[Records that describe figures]
************
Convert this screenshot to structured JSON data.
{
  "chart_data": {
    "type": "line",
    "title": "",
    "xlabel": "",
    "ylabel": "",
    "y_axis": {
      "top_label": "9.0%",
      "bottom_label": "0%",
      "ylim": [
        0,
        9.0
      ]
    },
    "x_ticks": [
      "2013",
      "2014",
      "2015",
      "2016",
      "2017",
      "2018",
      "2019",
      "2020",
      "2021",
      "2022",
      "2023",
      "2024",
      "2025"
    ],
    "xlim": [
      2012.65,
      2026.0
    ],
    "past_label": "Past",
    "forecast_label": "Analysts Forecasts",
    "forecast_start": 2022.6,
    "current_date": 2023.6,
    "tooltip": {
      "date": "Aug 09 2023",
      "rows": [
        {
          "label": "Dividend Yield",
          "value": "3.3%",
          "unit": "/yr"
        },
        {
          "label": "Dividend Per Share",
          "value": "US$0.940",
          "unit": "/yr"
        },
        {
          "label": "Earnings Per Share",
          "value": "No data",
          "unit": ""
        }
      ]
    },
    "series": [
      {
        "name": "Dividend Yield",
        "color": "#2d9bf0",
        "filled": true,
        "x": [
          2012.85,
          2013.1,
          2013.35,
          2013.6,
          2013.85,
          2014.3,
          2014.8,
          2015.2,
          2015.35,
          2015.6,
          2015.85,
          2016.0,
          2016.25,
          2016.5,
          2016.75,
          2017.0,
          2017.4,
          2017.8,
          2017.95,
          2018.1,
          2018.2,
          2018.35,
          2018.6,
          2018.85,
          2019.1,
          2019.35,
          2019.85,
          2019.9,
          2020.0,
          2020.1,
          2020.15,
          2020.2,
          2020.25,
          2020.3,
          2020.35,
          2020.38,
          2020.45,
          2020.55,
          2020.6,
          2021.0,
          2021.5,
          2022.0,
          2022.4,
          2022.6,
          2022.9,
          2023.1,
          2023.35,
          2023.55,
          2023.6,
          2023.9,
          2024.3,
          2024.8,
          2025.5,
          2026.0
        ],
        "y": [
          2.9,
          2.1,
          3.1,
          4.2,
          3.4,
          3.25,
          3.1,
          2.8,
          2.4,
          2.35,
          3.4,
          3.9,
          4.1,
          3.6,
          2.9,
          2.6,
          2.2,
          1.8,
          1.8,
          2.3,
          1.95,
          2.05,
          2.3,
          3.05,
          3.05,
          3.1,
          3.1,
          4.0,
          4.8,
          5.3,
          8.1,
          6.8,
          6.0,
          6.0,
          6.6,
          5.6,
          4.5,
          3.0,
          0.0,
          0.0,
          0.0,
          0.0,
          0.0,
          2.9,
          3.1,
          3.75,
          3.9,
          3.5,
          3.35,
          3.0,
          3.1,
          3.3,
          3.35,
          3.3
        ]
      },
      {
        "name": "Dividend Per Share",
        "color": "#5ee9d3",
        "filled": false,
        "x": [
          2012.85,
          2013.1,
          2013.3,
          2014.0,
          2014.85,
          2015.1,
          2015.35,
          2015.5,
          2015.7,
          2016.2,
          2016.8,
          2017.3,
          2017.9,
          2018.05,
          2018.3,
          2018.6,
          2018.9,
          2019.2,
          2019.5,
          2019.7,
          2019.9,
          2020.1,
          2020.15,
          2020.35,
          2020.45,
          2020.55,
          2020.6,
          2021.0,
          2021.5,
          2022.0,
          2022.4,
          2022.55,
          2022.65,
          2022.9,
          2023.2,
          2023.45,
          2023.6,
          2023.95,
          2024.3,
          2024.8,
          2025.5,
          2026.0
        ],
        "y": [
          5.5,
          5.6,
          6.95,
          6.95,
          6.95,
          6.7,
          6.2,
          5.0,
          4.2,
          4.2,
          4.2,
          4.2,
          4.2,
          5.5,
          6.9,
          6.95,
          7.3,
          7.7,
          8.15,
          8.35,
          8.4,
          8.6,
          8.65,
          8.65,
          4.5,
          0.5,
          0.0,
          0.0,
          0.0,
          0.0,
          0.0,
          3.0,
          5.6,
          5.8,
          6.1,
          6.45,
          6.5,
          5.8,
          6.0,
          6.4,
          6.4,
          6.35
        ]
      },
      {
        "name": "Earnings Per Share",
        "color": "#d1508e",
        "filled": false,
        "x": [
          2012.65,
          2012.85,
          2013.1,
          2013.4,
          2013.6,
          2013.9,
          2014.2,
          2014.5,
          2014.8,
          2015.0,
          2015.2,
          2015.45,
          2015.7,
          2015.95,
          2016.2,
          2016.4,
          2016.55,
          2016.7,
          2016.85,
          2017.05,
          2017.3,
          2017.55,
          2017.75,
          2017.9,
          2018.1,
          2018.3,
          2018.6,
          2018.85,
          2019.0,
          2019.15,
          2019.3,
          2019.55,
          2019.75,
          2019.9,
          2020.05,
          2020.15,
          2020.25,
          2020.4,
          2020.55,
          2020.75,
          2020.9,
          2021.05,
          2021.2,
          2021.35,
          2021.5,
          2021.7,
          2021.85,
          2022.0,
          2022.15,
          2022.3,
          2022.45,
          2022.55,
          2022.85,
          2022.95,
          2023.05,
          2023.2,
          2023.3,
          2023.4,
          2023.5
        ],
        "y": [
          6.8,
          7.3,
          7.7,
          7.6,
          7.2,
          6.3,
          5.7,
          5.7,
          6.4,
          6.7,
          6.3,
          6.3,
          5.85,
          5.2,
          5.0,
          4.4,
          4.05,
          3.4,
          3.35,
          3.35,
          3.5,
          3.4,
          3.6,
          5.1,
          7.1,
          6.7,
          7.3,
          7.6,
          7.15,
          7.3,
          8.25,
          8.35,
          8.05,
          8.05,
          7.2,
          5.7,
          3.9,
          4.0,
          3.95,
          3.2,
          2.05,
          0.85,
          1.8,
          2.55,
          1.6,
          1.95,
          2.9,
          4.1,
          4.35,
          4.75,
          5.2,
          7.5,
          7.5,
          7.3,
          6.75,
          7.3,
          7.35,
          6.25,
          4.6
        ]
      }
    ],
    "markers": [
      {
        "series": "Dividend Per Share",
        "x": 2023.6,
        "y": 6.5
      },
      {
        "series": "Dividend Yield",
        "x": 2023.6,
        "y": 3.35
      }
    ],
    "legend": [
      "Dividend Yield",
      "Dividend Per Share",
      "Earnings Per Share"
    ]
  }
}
************
Task prompt: Recite the full listing above exactly.

Task answer:
Convert this screenshot to structured JSON data.
{
  "chart_data": {
    "type": "line",
    "title": "",
    "xlabel": "",
    "ylabel": "",
    "y_axis": {
      "top_label": "9.0%",
      "bottom_label": "0%",
      "ylim": [
        0,
        9.0
      ]
    },
    "x_ticks": [
      "2013",
      "2014",
      "2015",
      "2016",
      "2017",
      "2018",
      "2019",
      "2020",
      "2021",
      "2022",
      "2023",
      "2024",
      "2025"
    ],
    "xlim": [
      2012.65,
      2026.0
    ],
    "past_label": "Past",
    "forecast_label": "Analysts Forecasts",
    "forecast_start": 2022.6,
    "current_date": 2023.6,
    "tooltip": {
      "date": "Aug 09 2023",
      "rows": [
        {
          "label": "Dividend Yield",
          "value": "3.3%",
          "unit": "/yr"
        },
        {
          "label": "Dividend Per Share",
          "value": "US$0.940",
          "unit": "/yr"
        },
        {
          "label": "Earnings Per Share",
          "value": "No data",
          "unit": ""
        }
      ]
    },
    "series": [
      {
        "name": "Dividend Yield",
        "color": "#2d9bf0",
        "filled": true,
        "x": [
          2012.85,
          2013.1,
          2013.35,
          2013.6,
          2013.85,
          2014.3,
          2014.8,
          2015.2,
          2015.35,
          2015.6,
          2015.85,
          2016.0,
          2016.25,
          2016.5,
          2016.75,
          2017.0,
          2017.4,
          2017.8,
          2017.95,
          2018.1,
          2018.2,
          2018.35,
          2018.6,
          2018.85,
          2019.1,
          2019.35,
          2019.85,
          2019.9,
          2020.0,
          2020.1,
          2020.15,
          2020.2,
          2020.25,
          2020.3,
          2020.35,
          2020.38,
          2020.45,
          2020.55,
          2020.6,
          2021.0,
          2021.5,
          2022.0,
          2022.4,
          2022.6,
          2022.9,
          2023.1,
          2023.35,
          2023.55,
          2023.6,
          2023.9,
          2024.3,
          2024.8,
          2025.5,
          2026.0
        ],
        "y": [
          2.9,
          2.1,
          3.1,
          4.2,
          3.4,
          3.25,
          3.1,
          2.8,
          2.4,
          2.35,
          3.4,
          3.9,
          4.1,
          3.6,
          2.9,
          2.6,
          2.2,
          1.8,
          1.8,
          2.3,
          1.95,
          2.05,
          2.3,
          3.05,
          3.05,
          3.1,
          3.1,
          4.0,
          4.8,
          5.3,
          8.1,
          6.8,
          6.0,
          6.0,
          6.6,
          5.6,
          4.5,
          3.0,
          0.0,
          0.0,
          0.0,
          0.0,
          0.0,
          2.9,
          3.1,
          3.75,
          3.9,
          3.5,
          3.35,
          3.0,
          3.1,
          3.3,
          3.35,
          3.3
        ]
      },
      {
        "name": "Dividend Per Share",
        "color": "#5ee9d3",
        "filled": false,
        "x": [
          2012.85,
          2013.1,
          2013.3,
          2014.0,
          2014.85,
          2015.1,
          2015.35,
          2015.5,
          2015.7,
          2016.2,
          2016.8,
          2017.3,
          2017.9,
          2018.05,
          2018.3,
          2018.6,
          2018.9,
          2019.2,
          2019.5,
          2019.7,
          2019.9,
          2020.1,
          2020.15,
          2020.35,
          2020.45,
          2020.55,
          2020.6,
          2021.0,
          2021.5,
          2022.0,
          2022.4,
          2022.55,
          2022.65,
          2022.9,
          2023.2,
          2023.45,
          2023.6,
          2023.95,
          2024.3,
          2024.8,
          2025.5,
          2026.0
        ],
        "y": [
          5.5,
          5.6,
          6.95,
          6.95,
          6.95,
          6.7,
          6.2,
          5.0,
          4.2,
          4.2,
          4.2,
          4.2,
          4.2,
          5.5,
          6.9,
          6.95,
          7.3,
          7.7,
          8.15,
          8.35,
          8.4,
          8.6,
          8.65,
          8.65,
          4.5,
          0.5,
          0.0,
          0.0,
          0.0,
          0.0,
          0.0,
          3.0,
          5.6,
          5.8,
          6.1,
          6.45,
          6.5,
          5.8,
          6.0,
          6.4,
          6.4,
          6.35
        ]
      },
      {
        "name": "Earnings Per Share",
        "color": "#d1508e",
        "filled": false,
        "x": [
          2012.65,
          2012.85,
          2013.1,
          2013.4,
          2013.6,
          2013.9,
          2014.2,
          2014.5,
          2014.8,
          2015.0,
          2015.2,
          2015.45,
          2015.7,
          2015.95,
          2016.2,
          2016.4,
          2016.55,
          2016.7,
          2016.85,
          2017.05,
          2017.3,
          2017.55,
          2017.75,
          2017.9,
          2018.1,
          2018.3,
          2018.6,
          2018.85,
          2019.0,
          2019.15,
          2019.3,
          2019.55,
          2019.75,
          2019.9,
          2020.05,
          2020.15,
          2020.25,
          2020.4,
          2020.55,
          2020.75,
          2020.9,
          2021.05,
          2021.2,
          2021.35,
          2021.5,
          2021.7,
          2021.85,
          2022.0,
          2022.15,
          2022.3,
          2022.45,
          2022.55,
          2022.85,
          2022.95,
          2023.05,
          2023.2,
          2023.3,
          2023.4,
          2023.5
        ],
        "y": [
          6.8,
          7.3,
          7.7,
          7.6,
          7.2,
          6.3,
          5.7,
          5.7,
          6.4,
          6.7,
          6.3,
          6.3,
          5.85,
          5.2,
          5.0,
          4.4,
          4.05,
          3.4,
          3.35,
          3.35,
          3.5,
          3.4,
          3.6,
          5.1,
          7.1,
          6.7,
          7.3,
          7.6,
          7.15,
          7.3,
          8.25,
          8.35,
          8.05,
          8.05,
          7.2,
          5.7,
          3.9,
          4.0,
          3.95,
          3.2,
          2.05,
          0.85,
          1.8,
          2.55,
          1.6,
          1.95,
          2.9,
          4.1,
          4.35,
          4.75,
          5.2,
          7.5,
          7.5,
          7.3,
          6.75,
          7.3,
          7.35,
          6.25,
          4.6
        ]
      }
    ],
    "markers": [
      {
        "series": "Dividend Per Share",
        "x": 2023.6,
        "y": 6.5
      },
      {
        "series": "Dividend Yield",
        "x": 2023.6,
        "y": 3.35
      }
    ],
    "legend": [
      "Dividend Yield",
      "Dividend Per Share",
      "Earnings Per Share"
    ]
  }
}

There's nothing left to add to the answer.